### INPUT DATA

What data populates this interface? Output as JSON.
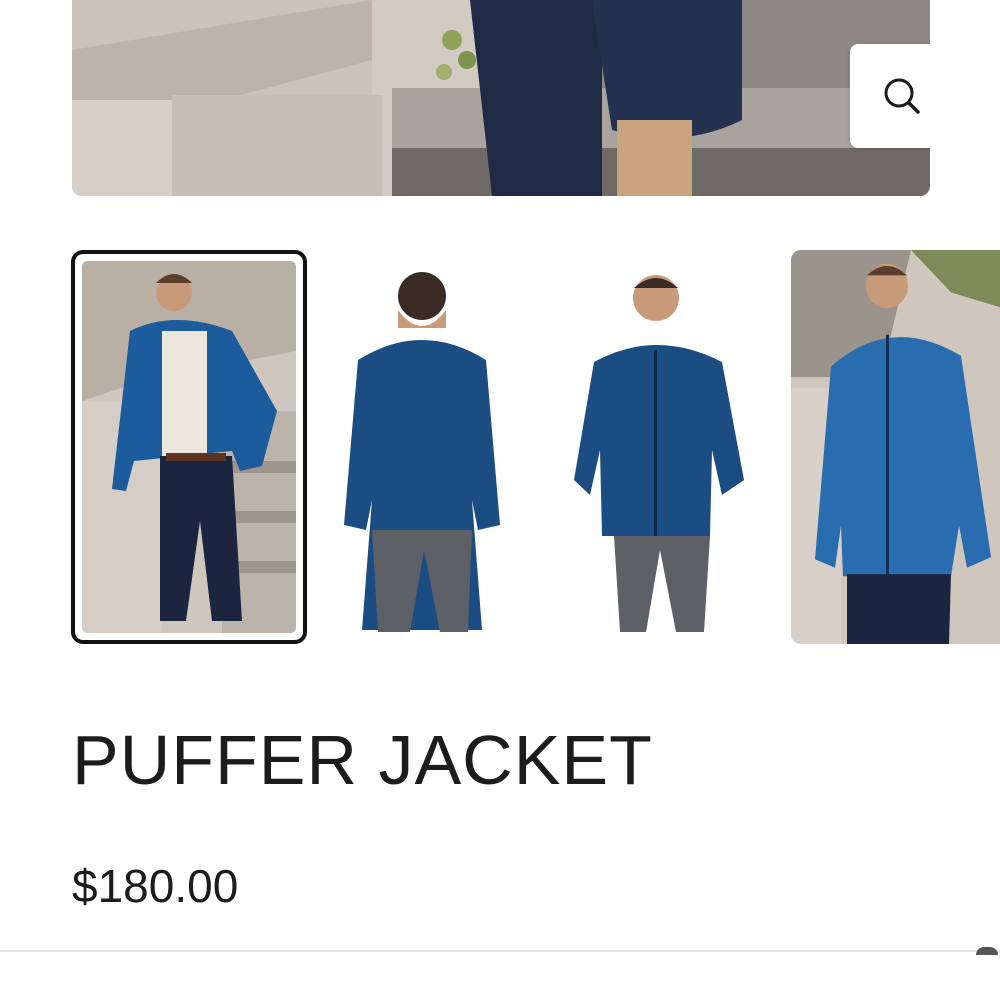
{
  "gallery": {
    "zoom_icon": "magnifier-icon",
    "thumbnails": [
      {
        "selected": true
      },
      {
        "selected": false
      },
      {
        "selected": false
      },
      {
        "selected": false
      }
    ]
  },
  "product": {
    "title": "PUFFER JACKET",
    "price": "$180.00"
  },
  "colors": {
    "jacket": "#1d4f86",
    "text": "#1c1c1c",
    "selected_border": "#111111"
  }
}
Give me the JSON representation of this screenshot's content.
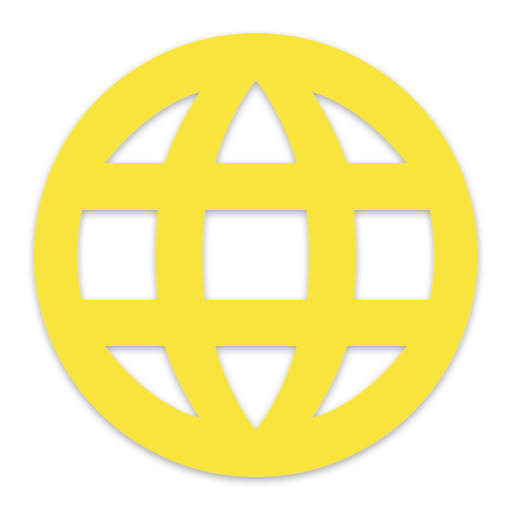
{
  "icon": {
    "semantic": "globe-icon",
    "colors": {
      "fill": "#f9e43c",
      "fill_dark": "#e2c90e",
      "shadow": "#6b5a00",
      "background": "#ffffff"
    }
  }
}
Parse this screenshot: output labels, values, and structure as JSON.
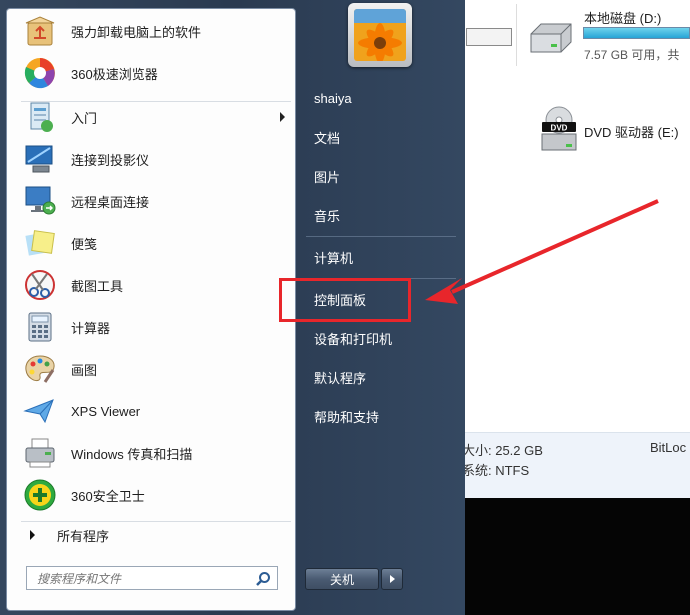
{
  "explorer": {
    "drive_d_name": "本地磁盘 (D:)",
    "drive_d_free": "7.57 GB 可用，共",
    "dvd_name": "DVD 驱动器 (E:)",
    "dvd_icon_text": "DVD",
    "detail_size": "大小: 25.2 GB",
    "detail_fs": "系统: NTFS",
    "detail_bitlocker": "BitLoc"
  },
  "start_menu": {
    "programs": [
      {
        "label": "强力卸载电脑上的软件",
        "icon": "recycle-box-icon"
      },
      {
        "label": "360极速浏览器",
        "icon": "browser-360-icon"
      },
      {
        "label": "入门",
        "icon": "getting-started-icon"
      },
      {
        "label": "连接到投影仪",
        "icon": "projector-icon"
      },
      {
        "label": "远程桌面连接",
        "icon": "remote-desktop-icon"
      },
      {
        "label": "便笺",
        "icon": "sticky-notes-icon"
      },
      {
        "label": "截图工具",
        "icon": "scissors-icon"
      },
      {
        "label": "计算器",
        "icon": "calculator-icon"
      },
      {
        "label": "画图",
        "icon": "paint-palette-icon"
      },
      {
        "label": "XPS Viewer",
        "icon": "xps-viewer-icon"
      },
      {
        "label": "Windows 传真和扫描",
        "icon": "fax-scanner-icon"
      },
      {
        "label": "360安全卫士",
        "icon": "security-360-icon"
      }
    ],
    "all_programs": "所有程序",
    "search_placeholder": "搜索程序和文件",
    "right_items": [
      "shaiya",
      "文档",
      "图片",
      "音乐",
      "计算机",
      "控制面板",
      "设备和打印机",
      "默认程序",
      "帮助和支持"
    ],
    "shutdown_label": "关机"
  },
  "colors": {
    "highlight": "#e8262b",
    "start_menu_bg": "#2f4057",
    "drive_bar": "#26a4d6"
  }
}
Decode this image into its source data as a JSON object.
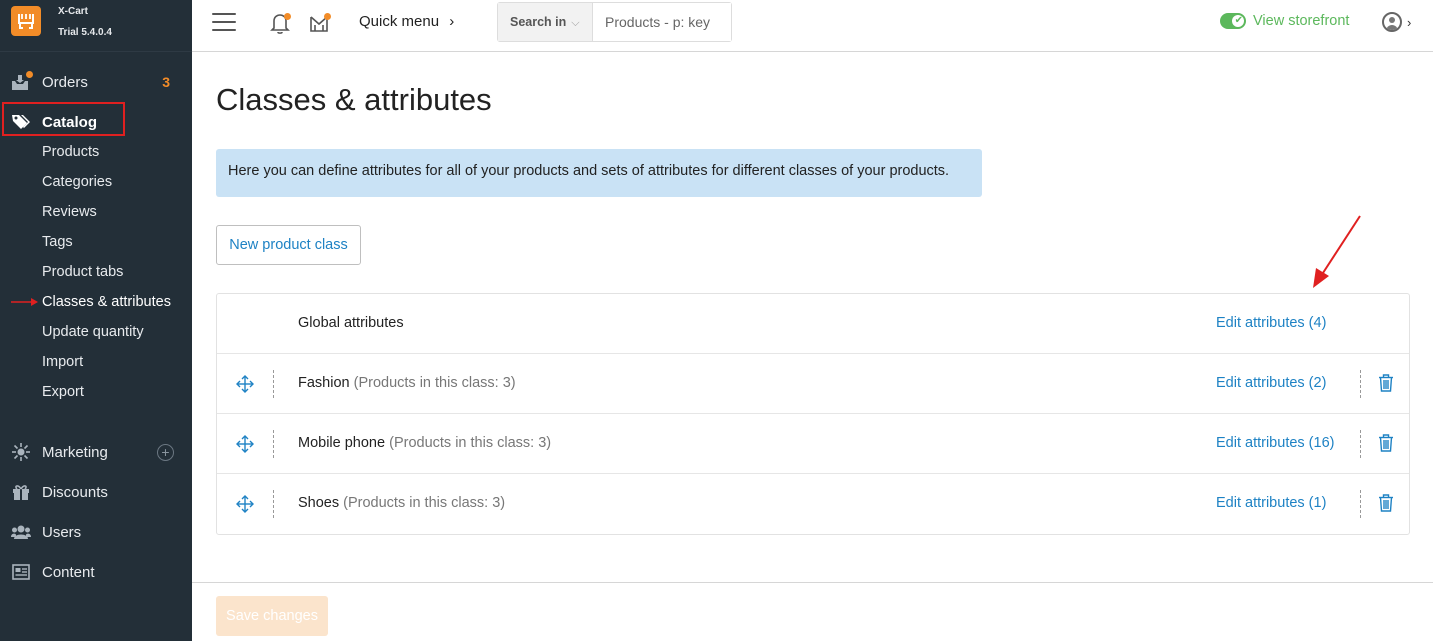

### WRITTEN EXERCISE
Write the records out once more, exactly as they appear, with no pictures.

### CORRECT RESULT
What data populates this interface? Output as JSON.
{
  "gallery": {
    "zoom_icon": "magnifier-icon",
    "thumbnails": [
      {
        "selected": true
      },
      {
        "selected": false
      },
      {
        "selected": false
      },
      {
        "selected": false
      }
    ]
  },
  "product": {
    "title": "PUFFER JACKET",
    "price": "$180.00"
  },
  "colors": {
    "jacket": "#1d4f86",
    "text": "#1c1c1c",
    "selected_border": "#111111"
  }
}
Give me the JSON representation of this screenshot's content.
{
  "icon": {
    "semantic": "globe-icon",
    "colors": {
      "fill": "#f9e43c",
      "fill_dark": "#e2c90e",
      "shadow": "#6b5a00",
      "background": "#ffffff"
    }
  }
}
Parse this screenshot: output labels, values, and structure as JSON.
{
  "explorer": {
    "drive_d_name": "本地磁盘 (D:)",
    "drive_d_free": "7.57 GB 可用，共",
    "dvd_name": "DVD 驱动器 (E:)",
    "dvd_icon_text": "DVD",
    "detail_size": "大小: 25.2 GB",
    "detail_fs": "系统: NTFS",
    "detail_bitlocker": "BitLoc"
  },
  "start_menu": {
    "programs": [
      {
        "label": "强力卸载电脑上的软件",
        "icon": "recycle-box-icon"
      },
      {
        "label": "360极速浏览器",
        "icon": "browser-360-icon"
      },
      {
        "label": "入门",
        "icon": "getting-started-icon"
      },
      {
        "label": "连接到投影仪",
        "icon": "projector-icon"
      },
      {
        "label": "远程桌面连接",
        "icon": "remote-desktop-icon"
      },
      {
        "label": "便笺",
        "icon": "sticky-notes-icon"
      },
      {
        "label": "截图工具",
        "icon": "scissors-icon"
      },
      {
        "label": "计算器",
        "icon": "calculator-icon"
      },
      {
        "label": "画图",
        "icon": "paint-palette-icon"
      },
      {
        "label": "XPS Viewer",
        "icon": "xps-viewer-icon"
      },
      {
        "label": "Windows 传真和扫描",
        "icon": "fax-scanner-icon"
      },
      {
        "label": "360安全卫士",
        "icon": "security-360-icon"
      }
    ],
    "all_programs": "所有程序",
    "search_placeholder": "搜索程序和文件",
    "right_items": [
      "shaiya",
      "文档",
      "图片",
      "音乐",
      "计算机",
      "控制面板",
      "设备和打印机",
      "默认程序",
      "帮助和支持"
    ],
    "shutdown_label": "关机"
  },
  "colors": {
    "highlight": "#e8262b",
    "start_menu_bg": "#2f4057",
    "drive_bar": "#26a4d6"
  }
}
Decode this image into its source data as a JSON object.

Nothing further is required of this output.